What is asked:
Write out every entry, unchanged. Skip any picture.

Source material:
───

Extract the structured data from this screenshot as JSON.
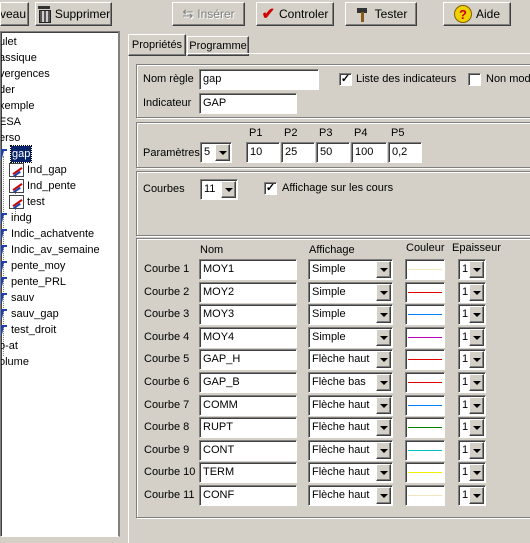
{
  "toolbar": {
    "nouveau_label": "veau",
    "supprimer_label": "Supprimer",
    "inserer_label": "Insérer",
    "controler_label": "Controler",
    "tester_label": "Tester",
    "aide_label": "Aide",
    "help_glyph": "?"
  },
  "tree": {
    "items": [
      {
        "label": "ulet",
        "icon": "none"
      },
      {
        "label": "assique",
        "icon": "none"
      },
      {
        "label": "vergences",
        "icon": "none"
      },
      {
        "label": "der",
        "icon": "none"
      },
      {
        "label": "xemple",
        "icon": "none"
      },
      {
        "label": "ESA",
        "icon": "none"
      },
      {
        "label": "erso",
        "icon": "none"
      },
      {
        "label": "gap",
        "icon": "function-icon",
        "selected": true
      },
      {
        "label": "Ind_gap",
        "icon": "indicator-icon"
      },
      {
        "label": "Ind_pente",
        "icon": "indicator-icon"
      },
      {
        "label": "test",
        "icon": "indicator-icon"
      },
      {
        "label": "indg",
        "icon": "function-icon"
      },
      {
        "label": "Indic_achatvente",
        "icon": "function-icon"
      },
      {
        "label": "Indic_av_semaine",
        "icon": "function-icon"
      },
      {
        "label": "pente_moy",
        "icon": "function-icon"
      },
      {
        "label": "pente_PRL",
        "icon": "function-icon"
      },
      {
        "label": "sauv",
        "icon": "function-icon"
      },
      {
        "label": "sauv_gap",
        "icon": "function-icon"
      },
      {
        "label": "test_droit",
        "icon": "function-icon"
      },
      {
        "label": "o-at",
        "icon": "none"
      },
      {
        "label": "olume",
        "icon": "none"
      }
    ]
  },
  "tabs": [
    {
      "label": "Propriétés",
      "active": true
    },
    {
      "label": "Programme",
      "active": false
    }
  ],
  "form": {
    "nom_regle_label": "Nom règle",
    "nom_regle_value": "gap",
    "liste_indicateurs_label": "Liste des indicateurs",
    "liste_indicateurs_checked": true,
    "non_mod_label": "Non mod",
    "non_mod_checked": false,
    "indicateur_label": "Indicateur",
    "indicateur_value": "GAP",
    "check_glyph": "✓",
    "parametres_label": "Paramètres",
    "parametres_count": "5",
    "params": [
      {
        "label": "P1",
        "value": "10"
      },
      {
        "label": "P2",
        "value": "25"
      },
      {
        "label": "P3",
        "value": "50"
      },
      {
        "label": "P4",
        "value": "100"
      },
      {
        "label": "P5",
        "value": "0,2"
      }
    ],
    "courbes_label": "Courbes",
    "courbes_count": "11",
    "affichage_cours_label": "Affichage sur les cours",
    "affichage_cours_checked": true
  },
  "curves": {
    "headers": {
      "nom": "Nom",
      "affichage": "Affichage",
      "couleur": "Couleur",
      "epaisseur": "Epaisseur"
    },
    "rows": [
      {
        "label": "Courbe 1",
        "nom": "MOY1",
        "affichage": "Simple",
        "color": "#f0e6c0",
        "epaisseur": "1"
      },
      {
        "label": "Courbe 2",
        "nom": "MOY2",
        "affichage": "Simple",
        "color": "#e00000",
        "epaisseur": "1"
      },
      {
        "label": "Courbe 3",
        "nom": "MOY3",
        "affichage": "Simple",
        "color": "#0080ff",
        "epaisseur": "1"
      },
      {
        "label": "Courbe 4",
        "nom": "MOY4",
        "affichage": "Simple",
        "color": "#c000c0",
        "epaisseur": "1"
      },
      {
        "label": "Courbe 5",
        "nom": "GAP_H",
        "affichage": "Flèche haut",
        "color": "#e00000",
        "epaisseur": "1"
      },
      {
        "label": "Courbe 6",
        "nom": "GAP_B",
        "affichage": "Flèche bas",
        "color": "#e00000",
        "epaisseur": "1"
      },
      {
        "label": "Courbe 7",
        "nom": "COMM",
        "affichage": "Flèche haut",
        "color": "#0080ff",
        "epaisseur": "1"
      },
      {
        "label": "Courbe 8",
        "nom": "RUPT",
        "affichage": "Flèche haut",
        "color": "#008000",
        "epaisseur": "1"
      },
      {
        "label": "Courbe 9",
        "nom": "CONT",
        "affichage": "Flèche haut",
        "color": "#00c0c0",
        "epaisseur": "1"
      },
      {
        "label": "Courbe 10",
        "nom": "TERM",
        "affichage": "Flèche haut",
        "color": "#f0f000",
        "epaisseur": "1"
      },
      {
        "label": "Courbe 11",
        "nom": "CONF",
        "affichage": "Flèche haut",
        "color": "#f0e6c0",
        "epaisseur": "1"
      }
    ]
  }
}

───

Problem solution:
Extract the structured data from this screenshot as JSON.
{
  "toolbar": {
    "nouveau_label": "veau",
    "supprimer_label": "Supprimer",
    "inserer_label": "Insérer",
    "controler_label": "Controler",
    "tester_label": "Tester",
    "aide_label": "Aide",
    "help_glyph": "?"
  },
  "tree": {
    "items": [
      {
        "label": "ulet",
        "icon": "none"
      },
      {
        "label": "assique",
        "icon": "none"
      },
      {
        "label": "vergences",
        "icon": "none"
      },
      {
        "label": "der",
        "icon": "none"
      },
      {
        "label": "xemple",
        "icon": "none"
      },
      {
        "label": "ESA",
        "icon": "none"
      },
      {
        "label": "erso",
        "icon": "none"
      },
      {
        "label": "gap",
        "icon": "function-icon",
        "selected": true
      },
      {
        "label": "Ind_gap",
        "icon": "indicator-icon"
      },
      {
        "label": "Ind_pente",
        "icon": "indicator-icon"
      },
      {
        "label": "test",
        "icon": "indicator-icon"
      },
      {
        "label": "indg",
        "icon": "function-icon"
      },
      {
        "label": "Indic_achatvente",
        "icon": "function-icon"
      },
      {
        "label": "Indic_av_semaine",
        "icon": "function-icon"
      },
      {
        "label": "pente_moy",
        "icon": "function-icon"
      },
      {
        "label": "pente_PRL",
        "icon": "function-icon"
      },
      {
        "label": "sauv",
        "icon": "function-icon"
      },
      {
        "label": "sauv_gap",
        "icon": "function-icon"
      },
      {
        "label": "test_droit",
        "icon": "function-icon"
      },
      {
        "label": "o-at",
        "icon": "none"
      },
      {
        "label": "olume",
        "icon": "none"
      }
    ]
  },
  "tabs": [
    {
      "label": "Propriétés",
      "active": true
    },
    {
      "label": "Programme",
      "active": false
    }
  ],
  "form": {
    "nom_regle_label": "Nom règle",
    "nom_regle_value": "gap",
    "liste_indicateurs_label": "Liste des indicateurs",
    "liste_indicateurs_checked": true,
    "non_mod_label": "Non mod",
    "non_mod_checked": false,
    "indicateur_label": "Indicateur",
    "indicateur_value": "GAP",
    "check_glyph": "✓",
    "parametres_label": "Paramètres",
    "parametres_count": "5",
    "params": [
      {
        "label": "P1",
        "value": "10"
      },
      {
        "label": "P2",
        "value": "25"
      },
      {
        "label": "P3",
        "value": "50"
      },
      {
        "label": "P4",
        "value": "100"
      },
      {
        "label": "P5",
        "value": "0,2"
      }
    ],
    "courbes_label": "Courbes",
    "courbes_count": "11",
    "affichage_cours_label": "Affichage sur les cours",
    "affichage_cours_checked": true
  },
  "curves": {
    "headers": {
      "nom": "Nom",
      "affichage": "Affichage",
      "couleur": "Couleur",
      "epaisseur": "Epaisseur"
    },
    "rows": [
      {
        "label": "Courbe 1",
        "nom": "MOY1",
        "affichage": "Simple",
        "color": "#f0e6c0",
        "epaisseur": "1"
      },
      {
        "label": "Courbe 2",
        "nom": "MOY2",
        "affichage": "Simple",
        "color": "#e00000",
        "epaisseur": "1"
      },
      {
        "label": "Courbe 3",
        "nom": "MOY3",
        "affichage": "Simple",
        "color": "#0080ff",
        "epaisseur": "1"
      },
      {
        "label": "Courbe 4",
        "nom": "MOY4",
        "affichage": "Simple",
        "color": "#c000c0",
        "epaisseur": "1"
      },
      {
        "label": "Courbe 5",
        "nom": "GAP_H",
        "affichage": "Flèche haut",
        "color": "#e00000",
        "epaisseur": "1"
      },
      {
        "label": "Courbe 6",
        "nom": "GAP_B",
        "affichage": "Flèche bas",
        "color": "#e00000",
        "epaisseur": "1"
      },
      {
        "label": "Courbe 7",
        "nom": "COMM",
        "affichage": "Flèche haut",
        "color": "#0080ff",
        "epaisseur": "1"
      },
      {
        "label": "Courbe 8",
        "nom": "RUPT",
        "affichage": "Flèche haut",
        "color": "#008000",
        "epaisseur": "1"
      },
      {
        "label": "Courbe 9",
        "nom": "CONT",
        "affichage": "Flèche haut",
        "color": "#00c0c0",
        "epaisseur": "1"
      },
      {
        "label": "Courbe 10",
        "nom": "TERM",
        "affichage": "Flèche haut",
        "color": "#f0f000",
        "epaisseur": "1"
      },
      {
        "label": "Courbe 11",
        "nom": "CONF",
        "affichage": "Flèche haut",
        "color": "#f0e6c0",
        "epaisseur": "1"
      }
    ]
  }
}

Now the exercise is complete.